• _O que se pede_:
A: No trecho sobre o justo impedimento, que artigo do CPC define o que se considera justo impedimento?
B: Devolva sem mudanças a parte do trecho sobre o justo impedimento que começa em "Só assim não" e segue até "invocar este fundamento.".

+++ Trecho do documento +++

Tratando-se de prazo peremptório, o seu decurso extingue o direito de praticar o acto( artºs 145º nº 1 e 3 ambos do CPC).
Só assim não será se a parte fizer uso da faculdade prevista no artº 145º nº 5 também do CPC, ou então invocar o justo impedimento.
Ora “ in casu” e como se alcança pela simples leitura do requerimento, cujo indeferimento deu origem a este recurso, a Ré veio invocar este fundamento.
Contudo e nos termos do artº 146º nº 1 ainda do CPC, considera-se justo impedimento o evento não imputável à parte nem aos seus representantes ou mandatários, que obste à prática atempada do acto.
No caso concreto porém, o que a agravante alega é que, não ficou com a consciência( ou percepção) de que fora notificada para contestar e por outro lado estava convencidíssima de que a dita audiência de partes se realizava no dia 19/4/04.
Não deixa de ser estranha esta última asserção, se tivermos em conta que foi por pedido dos litigantes( e seus ilustres mandatários) que a diligência se realizou mais cedo( pelo menos é o que consta do processo e não temos possibilidades, por razões que oportunamente se aduzirão, sindicar a veracidade desse facto).
Seja como for porém o certo é que, tratando-se naturalmente de ilustre causídico, não é minimamente crível que desconheça o funcionamento e as finalidades da dita audiência de partes, entre as quais se conta como se disse, a de servir para notificar a Ré para contestar.
Seja como for porém, a verdade é que quer a falta de percepção desse comando, quer o erróneo convencimento da data da diligência, resultam de lapso, ou confusão, perfeitamente humana e como tal admissível nesses termos, mas que não pode deixar de ser imputável à Ré.
E daí, que não se pode configurar uma situação de justo impedimento, pois que esta figura exige, que a prática em tempo útil do acto, seja provocada por facto não imputável ao litigante em falta.

+++ Material fornecido +++

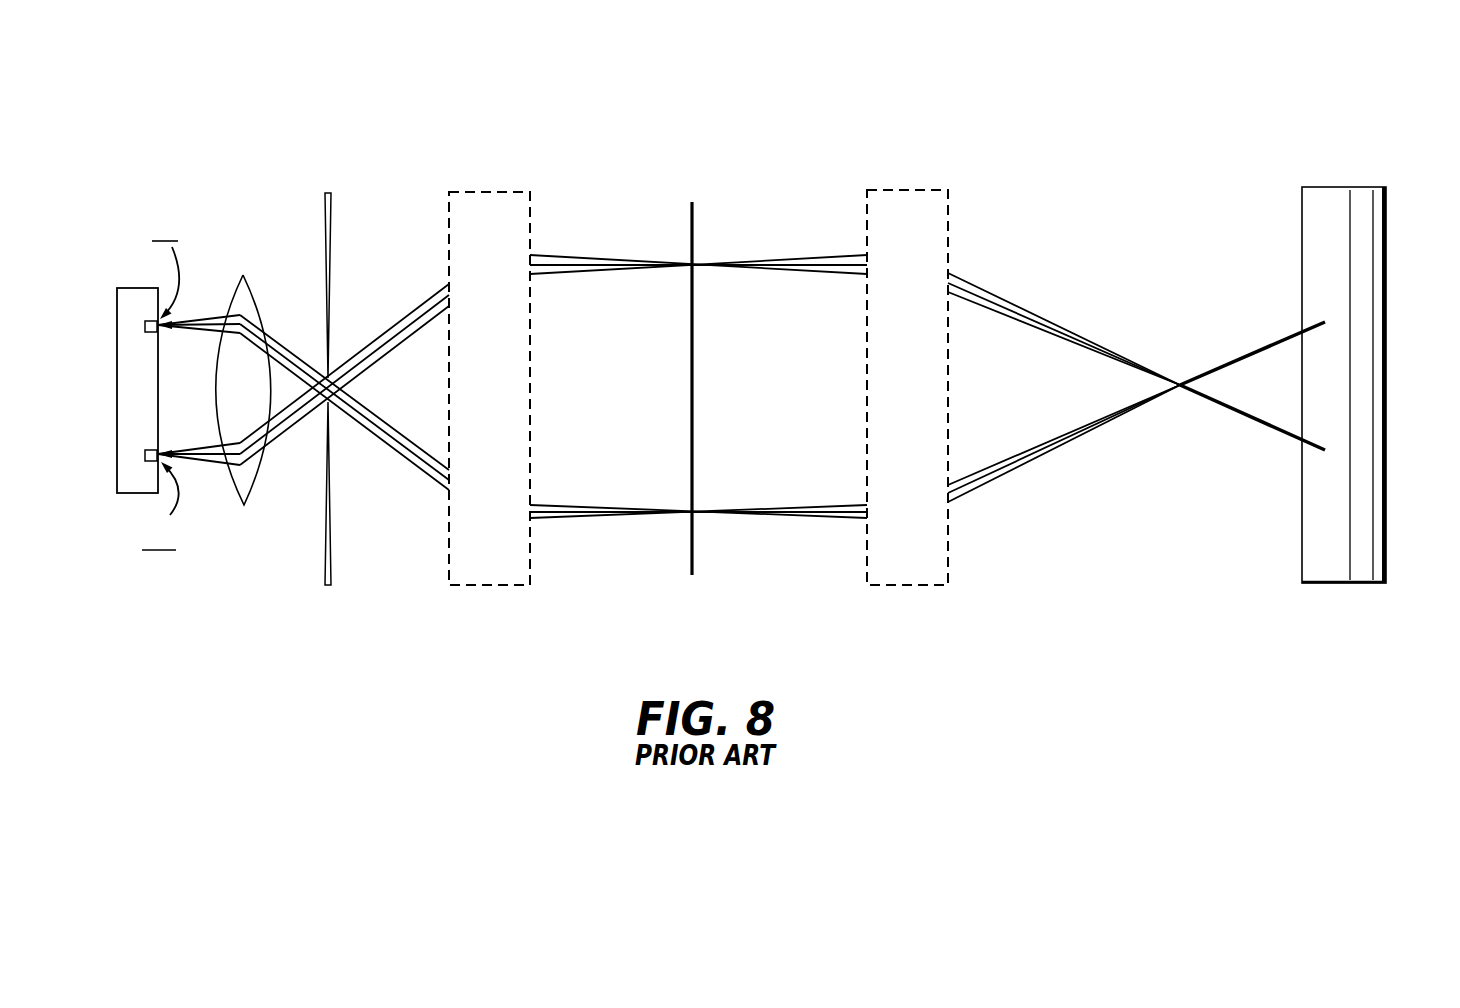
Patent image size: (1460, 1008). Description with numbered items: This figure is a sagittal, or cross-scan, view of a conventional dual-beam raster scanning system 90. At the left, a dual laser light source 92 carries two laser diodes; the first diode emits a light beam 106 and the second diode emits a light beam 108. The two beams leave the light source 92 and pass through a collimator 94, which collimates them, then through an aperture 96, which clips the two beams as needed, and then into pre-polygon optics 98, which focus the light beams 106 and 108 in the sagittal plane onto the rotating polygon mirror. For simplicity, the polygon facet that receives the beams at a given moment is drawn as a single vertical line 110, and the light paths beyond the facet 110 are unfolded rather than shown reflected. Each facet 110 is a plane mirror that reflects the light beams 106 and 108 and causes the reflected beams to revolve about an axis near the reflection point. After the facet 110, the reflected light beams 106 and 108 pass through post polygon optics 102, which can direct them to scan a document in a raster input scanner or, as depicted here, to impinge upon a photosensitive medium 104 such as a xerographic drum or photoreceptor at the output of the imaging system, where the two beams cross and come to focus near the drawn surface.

+++

• _Problemas resolvidos_:
A: O artº 146º nº 1 do CPC.

B:
Só assim não será se a parte fizer uso da faculdade prevista no artº 145º nº 5 também do CPC, ou então invocar o justo impedimento.
Ora “ in casu” e como se alcança pela simples leitura do requerimento, cujo indeferimento deu origem a este recurso, a Ré veio invocar este fundamento.